The exercise -> Pull every line with the word "Unauthorized" out of the entries below.

Data items:
--

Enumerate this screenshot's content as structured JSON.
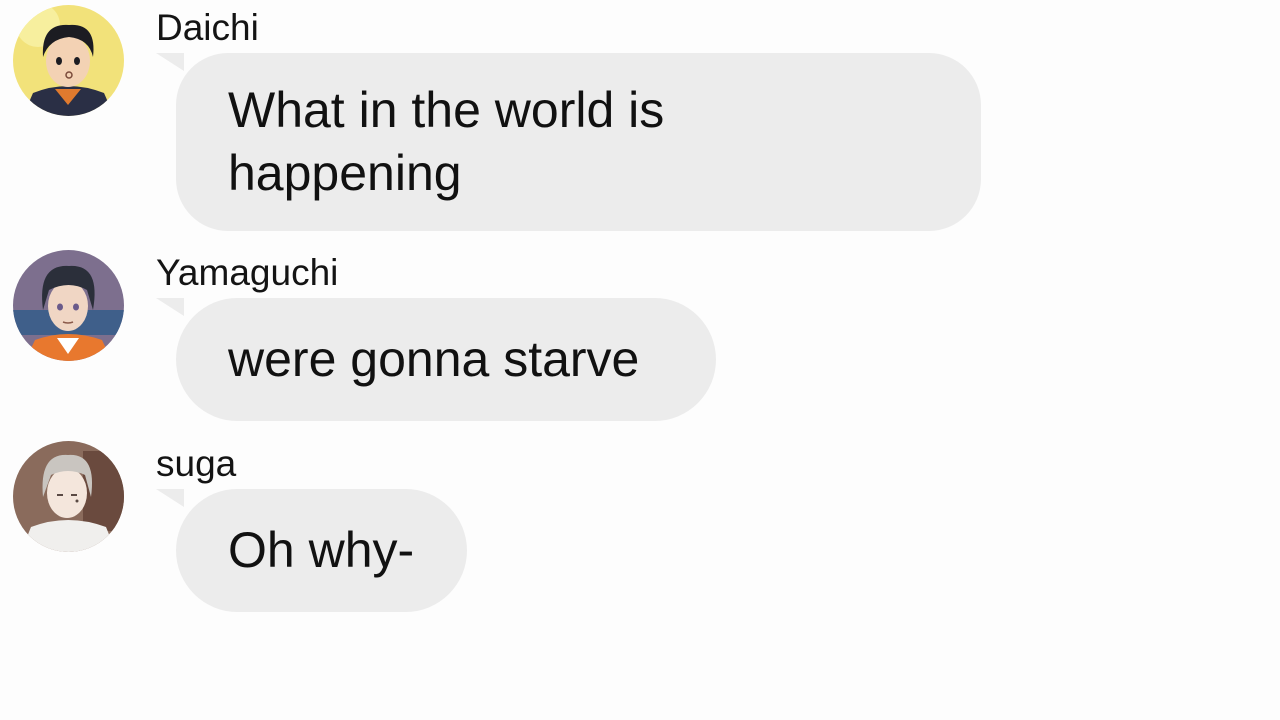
{
  "messages": [
    {
      "sender": "Daichi",
      "text": "What in the world is\nhappening",
      "avatar_icon": "daichi-avatar-icon",
      "avatar_colors": {
        "bg": "#f2e27a",
        "hair": "#1c1c22",
        "skin": "#f3d2b4",
        "jacket": "#2a2f45",
        "accent": "#e07a2e"
      }
    },
    {
      "sender": "Yamaguchi",
      "text": "were gonna starve",
      "avatar_icon": "yamaguchi-avatar-icon",
      "avatar_colors": {
        "bg": "#7d6f8e",
        "hair": "#2b2f3a",
        "skin": "#f0d6c4",
        "jacket": "#e8782e",
        "accent": "#ffffff"
      }
    },
    {
      "sender": "suga",
      "text": "Oh why-",
      "avatar_icon": "suga-avatar-icon",
      "avatar_colors": {
        "bg": "#8a6b5c",
        "hair": "#c9c5c0",
        "skin": "#f4e6dc",
        "jacket": "#f0efed",
        "accent": "#6a4a3e"
      }
    }
  ],
  "colors": {
    "background": "#fdfdfd",
    "bubble": "#ececec",
    "text": "#111111"
  }
}
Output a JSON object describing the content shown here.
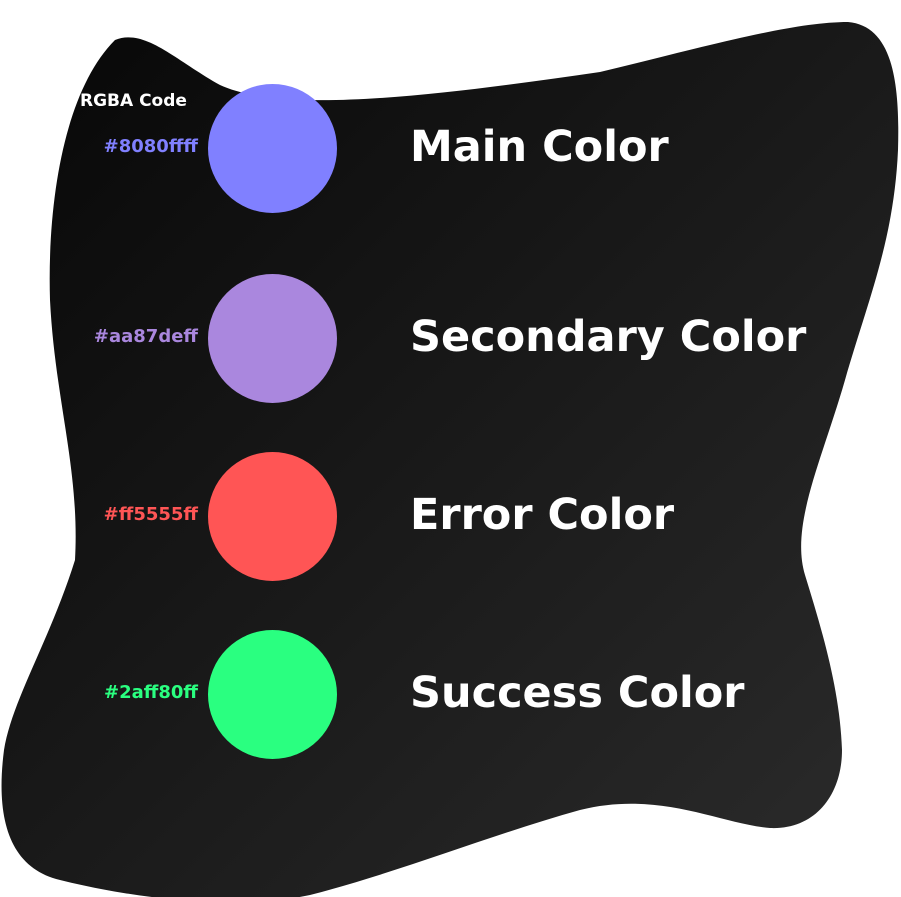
{
  "header": {
    "label": "RGBA Code"
  },
  "swatches": [
    {
      "name": "Main Color",
      "code": "#8080ffff",
      "color": "#8080ff"
    },
    {
      "name": "Secondary Color",
      "code": "#aa87deff",
      "color": "#aa87de"
    },
    {
      "name": "Error Color",
      "code": "#ff5555ff",
      "color": "#ff5555"
    },
    {
      "name": "Success Color",
      "code": "#2aff80ff",
      "color": "#2aff80"
    }
  ],
  "background": {
    "start_color": "#070707",
    "end_color": "#2c2c2c"
  }
}
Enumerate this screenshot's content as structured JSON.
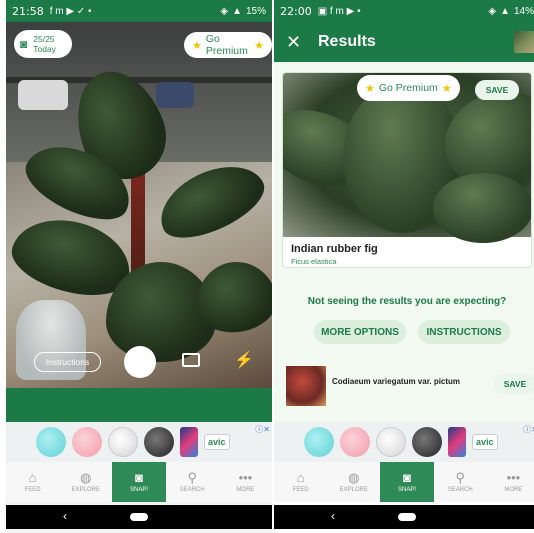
{
  "left": {
    "status": {
      "time": "21:58",
      "icons": "f m ▶ ✓ •",
      "battery": "15%"
    },
    "counter": {
      "count": "25/25",
      "period": "Today"
    },
    "premium": "Go Premium",
    "instructions": "Instructions",
    "nav": [
      {
        "label": "FEED",
        "icon": "home-icon"
      },
      {
        "label": "EXPLORE",
        "icon": "globe-icon"
      },
      {
        "label": "SNAP!",
        "icon": "camera-icon"
      },
      {
        "label": "SEARCH",
        "icon": "search-icon"
      },
      {
        "label": "MORE",
        "icon": "more-icon"
      }
    ],
    "ad_brand": "avic"
  },
  "right": {
    "status": {
      "time": "22:00",
      "icons": "▣ f m ▶ •",
      "battery": "14%"
    },
    "title": "Results",
    "premium": "Go Premium",
    "save": "SAVE",
    "result1": {
      "name": "Indian rubber fig",
      "scientific": "Ficus elastica"
    },
    "question": "Not seeing the results you are expecting?",
    "more_options": "MORE OPTIONS",
    "instructions": "INSTRUCTIONS",
    "result2": {
      "name": "Codiaeum variegatum var. pictum"
    },
    "nav": [
      {
        "label": "FEED",
        "icon": "home-icon"
      },
      {
        "label": "EXPLORE",
        "icon": "globe-icon"
      },
      {
        "label": "SNAP!",
        "icon": "camera-icon"
      },
      {
        "label": "SEARCH",
        "icon": "search-icon"
      },
      {
        "label": "MORE",
        "icon": "more-icon"
      }
    ],
    "ad_brand": "avic"
  },
  "colors": {
    "primary": "#1b7a45",
    "accent": "#2e8b57",
    "star": "#f2c200"
  }
}
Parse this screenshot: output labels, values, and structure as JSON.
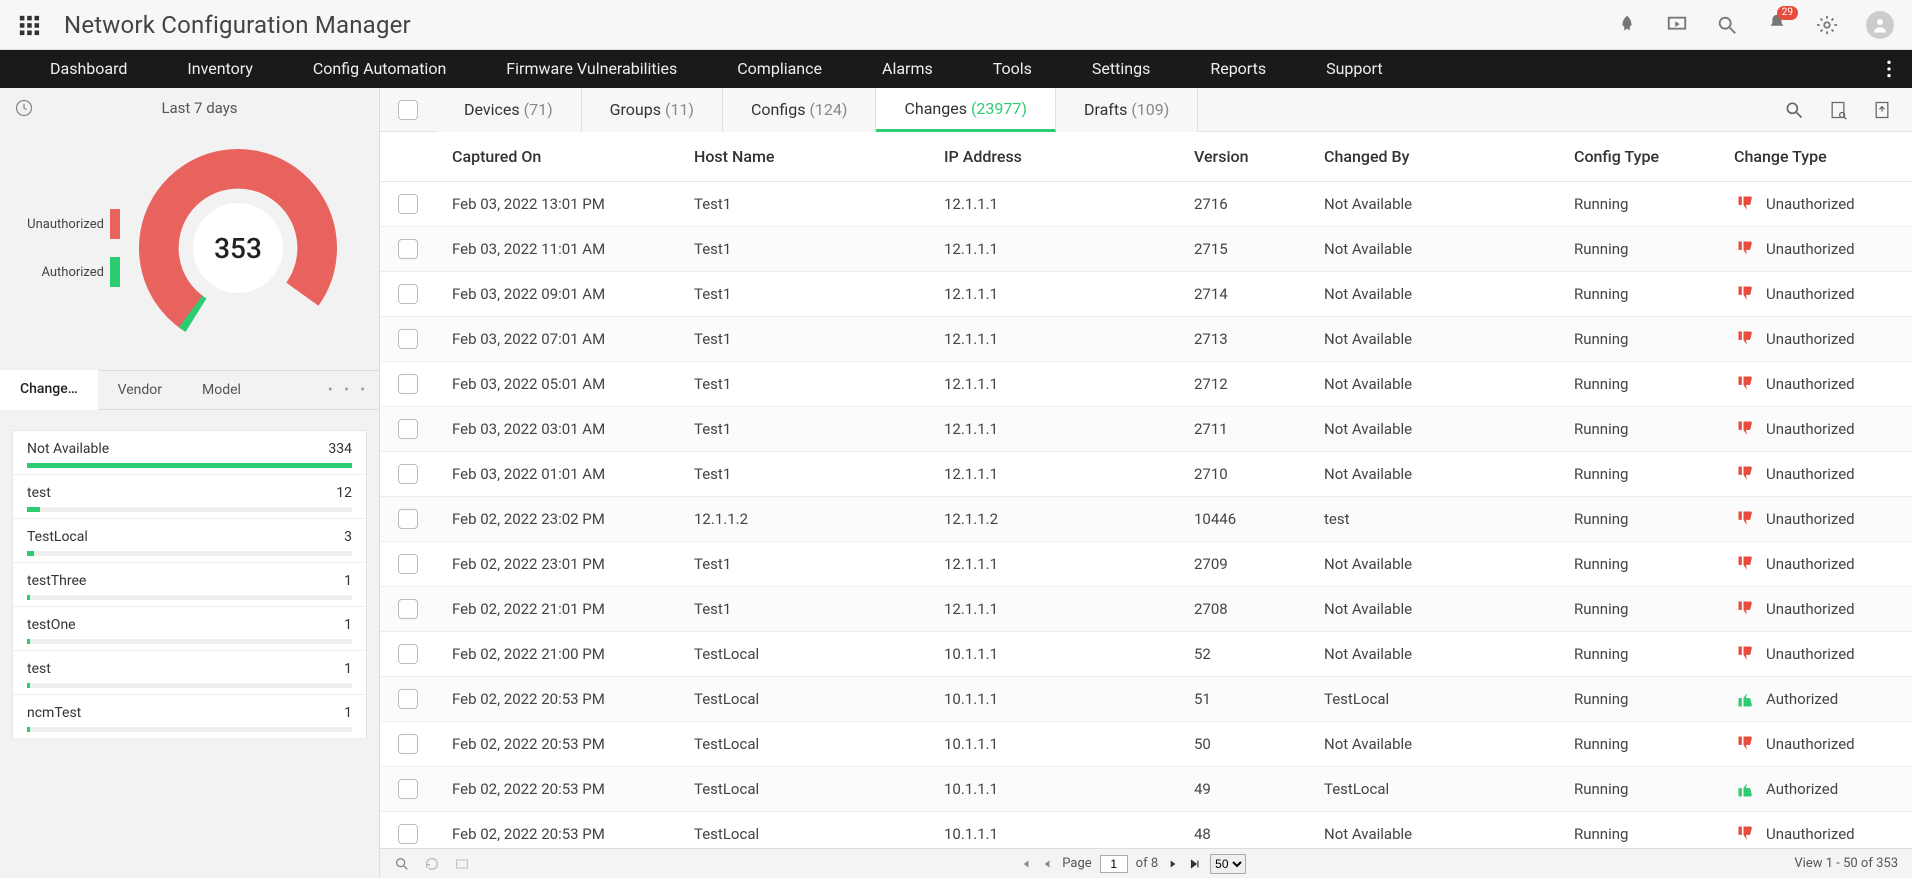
{
  "header": {
    "app_title": "Network Configuration Manager",
    "notification_count": "29"
  },
  "nav": {
    "items": [
      "Dashboard",
      "Inventory",
      "Config Automation",
      "Firmware Vulnerabilities",
      "Compliance",
      "Alarms",
      "Tools",
      "Settings",
      "Reports",
      "Support"
    ]
  },
  "sidebar": {
    "range_label": "Last 7 days",
    "legend": {
      "unauthorized": "Unauthorized",
      "authorized": "Authorized"
    },
    "total": "353",
    "tabs": {
      "change": "Change…",
      "vendor": "Vendor",
      "model": "Model"
    },
    "list": [
      {
        "label": "Not Available",
        "count": "334",
        "pct": 100
      },
      {
        "label": "test",
        "count": "12",
        "pct": 4
      },
      {
        "label": "TestLocal",
        "count": "3",
        "pct": 2
      },
      {
        "label": "testThree",
        "count": "1",
        "pct": 1
      },
      {
        "label": "testOne",
        "count": "1",
        "pct": 1
      },
      {
        "label": "test",
        "count": "1",
        "pct": 1
      },
      {
        "label": "ncmTest",
        "count": "1",
        "pct": 1
      }
    ]
  },
  "chart_data": {
    "type": "pie",
    "title": "Last 7 days",
    "series": [
      {
        "name": "Unauthorized",
        "value": 349,
        "color": "#e8635d"
      },
      {
        "name": "Authorized",
        "value": 4,
        "color": "#2ecc71"
      }
    ],
    "total": 353
  },
  "tabs": [
    {
      "label": "Devices",
      "count": "(71)",
      "active": false
    },
    {
      "label": "Groups",
      "count": "(11)",
      "active": false
    },
    {
      "label": "Configs",
      "count": "(124)",
      "active": false
    },
    {
      "label": "Changes",
      "count": "(23977)",
      "active": true
    },
    {
      "label": "Drafts",
      "count": "(109)",
      "active": false
    }
  ],
  "columns": {
    "captured": "Captured On",
    "host": "Host Name",
    "ip": "IP Address",
    "version": "Version",
    "changedby": "Changed By",
    "config": "Config Type",
    "change": "Change Type"
  },
  "change_labels": {
    "unauth": "Unauthorized",
    "auth": "Authorized"
  },
  "rows": [
    {
      "captured": "Feb 03, 2022 13:01 PM",
      "host": "Test1",
      "ip": "12.1.1.1",
      "version": "2716",
      "by": "Not Available",
      "cfg": "Running",
      "auth": false
    },
    {
      "captured": "Feb 03, 2022 11:01 AM",
      "host": "Test1",
      "ip": "12.1.1.1",
      "version": "2715",
      "by": "Not Available",
      "cfg": "Running",
      "auth": false
    },
    {
      "captured": "Feb 03, 2022 09:01 AM",
      "host": "Test1",
      "ip": "12.1.1.1",
      "version": "2714",
      "by": "Not Available",
      "cfg": "Running",
      "auth": false
    },
    {
      "captured": "Feb 03, 2022 07:01 AM",
      "host": "Test1",
      "ip": "12.1.1.1",
      "version": "2713",
      "by": "Not Available",
      "cfg": "Running",
      "auth": false
    },
    {
      "captured": "Feb 03, 2022 05:01 AM",
      "host": "Test1",
      "ip": "12.1.1.1",
      "version": "2712",
      "by": "Not Available",
      "cfg": "Running",
      "auth": false
    },
    {
      "captured": "Feb 03, 2022 03:01 AM",
      "host": "Test1",
      "ip": "12.1.1.1",
      "version": "2711",
      "by": "Not Available",
      "cfg": "Running",
      "auth": false
    },
    {
      "captured": "Feb 03, 2022 01:01 AM",
      "host": "Test1",
      "ip": "12.1.1.1",
      "version": "2710",
      "by": "Not Available",
      "cfg": "Running",
      "auth": false
    },
    {
      "captured": "Feb 02, 2022 23:02 PM",
      "host": "12.1.1.2",
      "ip": "12.1.1.2",
      "version": "10446",
      "by": "test",
      "cfg": "Running",
      "auth": false
    },
    {
      "captured": "Feb 02, 2022 23:01 PM",
      "host": "Test1",
      "ip": "12.1.1.1",
      "version": "2709",
      "by": "Not Available",
      "cfg": "Running",
      "auth": false
    },
    {
      "captured": "Feb 02, 2022 21:01 PM",
      "host": "Test1",
      "ip": "12.1.1.1",
      "version": "2708",
      "by": "Not Available",
      "cfg": "Running",
      "auth": false
    },
    {
      "captured": "Feb 02, 2022 21:00 PM",
      "host": "TestLocal",
      "ip": "10.1.1.1",
      "version": "52",
      "by": "Not Available",
      "cfg": "Running",
      "auth": false
    },
    {
      "captured": "Feb 02, 2022 20:53 PM",
      "host": "TestLocal",
      "ip": "10.1.1.1",
      "version": "51",
      "by": "TestLocal",
      "cfg": "Running",
      "auth": true
    },
    {
      "captured": "Feb 02, 2022 20:53 PM",
      "host": "TestLocal",
      "ip": "10.1.1.1",
      "version": "50",
      "by": "Not Available",
      "cfg": "Running",
      "auth": false
    },
    {
      "captured": "Feb 02, 2022 20:53 PM",
      "host": "TestLocal",
      "ip": "10.1.1.1",
      "version": "49",
      "by": "TestLocal",
      "cfg": "Running",
      "auth": true
    },
    {
      "captured": "Feb 02, 2022 20:53 PM",
      "host": "TestLocal",
      "ip": "10.1.1.1",
      "version": "48",
      "by": "Not Available",
      "cfg": "Running",
      "auth": false
    }
  ],
  "footer": {
    "page_label": "Page",
    "page_value": "1",
    "of_label": "of 8",
    "page_size": "50",
    "view_label": "View 1 - 50 of 353"
  }
}
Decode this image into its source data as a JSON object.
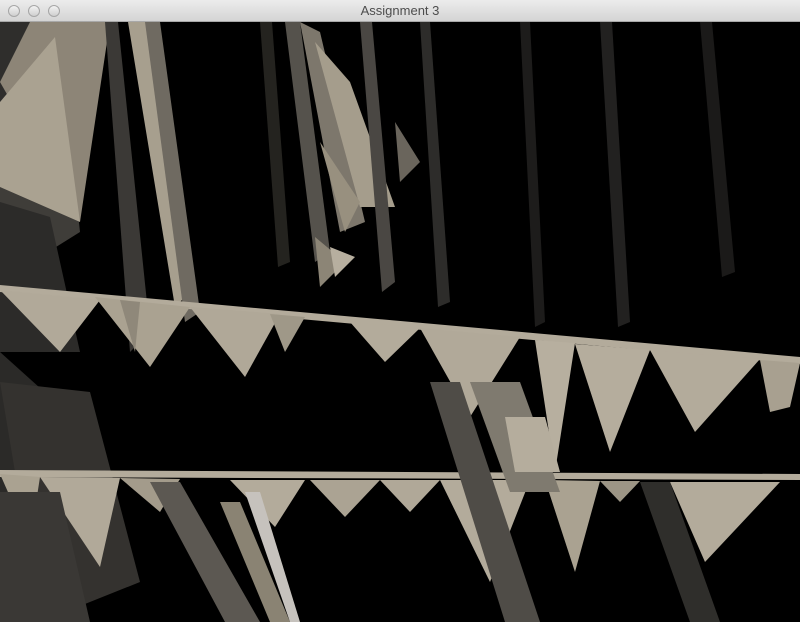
{
  "window": {
    "title": "Assignment 3",
    "controls": [
      "close-button",
      "minimize-button",
      "zoom-button"
    ]
  },
  "scene": {
    "description_color_light": "#b3ab9b",
    "description_color_mid": "#6f6a61",
    "description_color_dark": "#3a3835",
    "background": "#000000"
  }
}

--

Output for this exercise ->
      "unauthorized": "Unauthorized",
        "name": "Unauthorized",
    "unauth": "Unauthorized",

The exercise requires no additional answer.